| Objective |
Please write out the material below exactly as given.
:: The data
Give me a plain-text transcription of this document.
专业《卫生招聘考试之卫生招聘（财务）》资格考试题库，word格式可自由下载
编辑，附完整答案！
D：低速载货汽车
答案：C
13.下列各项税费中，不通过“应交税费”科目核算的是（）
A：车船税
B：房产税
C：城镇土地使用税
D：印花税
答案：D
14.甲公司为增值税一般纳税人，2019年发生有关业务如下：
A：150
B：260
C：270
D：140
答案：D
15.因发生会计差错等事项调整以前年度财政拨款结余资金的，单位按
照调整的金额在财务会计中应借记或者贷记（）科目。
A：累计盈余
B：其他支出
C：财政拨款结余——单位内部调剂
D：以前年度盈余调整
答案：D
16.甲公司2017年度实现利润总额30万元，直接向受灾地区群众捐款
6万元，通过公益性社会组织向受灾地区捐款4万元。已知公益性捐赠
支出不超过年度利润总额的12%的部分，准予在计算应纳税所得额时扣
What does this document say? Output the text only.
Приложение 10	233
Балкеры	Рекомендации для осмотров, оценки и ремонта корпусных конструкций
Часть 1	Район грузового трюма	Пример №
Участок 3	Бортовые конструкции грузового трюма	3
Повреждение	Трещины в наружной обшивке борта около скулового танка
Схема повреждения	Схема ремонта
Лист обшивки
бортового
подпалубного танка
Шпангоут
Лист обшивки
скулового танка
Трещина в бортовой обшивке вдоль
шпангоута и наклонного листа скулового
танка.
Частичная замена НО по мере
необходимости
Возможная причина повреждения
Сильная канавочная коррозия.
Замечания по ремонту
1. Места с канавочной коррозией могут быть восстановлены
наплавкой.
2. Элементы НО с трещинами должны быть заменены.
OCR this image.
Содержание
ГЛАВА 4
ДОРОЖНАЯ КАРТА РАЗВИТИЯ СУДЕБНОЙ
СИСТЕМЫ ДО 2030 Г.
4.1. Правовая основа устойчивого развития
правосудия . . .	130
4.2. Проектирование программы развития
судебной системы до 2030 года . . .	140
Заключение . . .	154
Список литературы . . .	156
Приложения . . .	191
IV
::::
| Answer in full |
Give me a plain-text transcription of this document.
专业《卫生招聘考试之卫生招聘（财务）》资格考试题库，word格式可自由下载
编辑，附完整答案！
D：低速载货汽车
答案：C
13.下列各项税费中，不通过“应交税费”科目核算的是（）
A：车船税
B：房产税
C：城镇土地使用税
D：印花税
答案：D
14.甲公司为增值税一般纳税人，2019年发生有关业务如下：
A：150
B：260
C：270
D：140
答案：D
15.因发生会计差错等事项调整以前年度财政拨款结余资金的，单位按
照调整的金额在财务会计中应借记或者贷记（）科目。
A：累计盈余
B：其他支出
C：财政拨款结余——单位内部调剂
D：以前年度盈余调整
答案：D
16.甲公司2017年度实现利润总额30万元，直接向受灾地区群众捐款
6万元，通过公益性社会组织向受灾地区捐款4万元。已知公益性捐赠
支出不超过年度利润总额的12%的部分，准予在计算应纳税所得额时扣
What does this document say? Output the text only.
Приложение 10	233
Балкеры	Рекомендации для осмотров, оценки и ремонта корпусных конструкций
Часть 1	Район грузового трюма	Пример №
Участок 3	Бортовые конструкции грузового трюма	3
Повреждение	Трещины в наружной обшивке борта около скулового танка
Схема повреждения	Схема ремонта
Лист обшивки
бортового
подпалубного танка
Шпангоут
Лист обшивки
скулового танка
Трещина в бортовой обшивке вдоль
шпангоута и наклонного листа скулового
танка.
Частичная замена НО по мере
необходимости
Возможная причина повреждения
Сильная канавочная коррозия.
Замечания по ремонту
1. Места с канавочной коррозией могут быть восстановлены
наплавкой.
2. Элементы НО с трещинами должны быть заменены.
OCR this image.
Содержание
ГЛАВА 4
ДОРОЖНАЯ КАРТА РАЗВИТИЯ СУДЕБНОЙ
СИСТЕМЫ ДО 2030 Г.
4.1. Правовая основа устойчивого развития
правосудия . . .	130
4.2. Проектирование программы развития
судебной системы до 2030 года . . .	140
Заключение . . .	154
Список литературы . . .	156
Приложения . . .	191
IV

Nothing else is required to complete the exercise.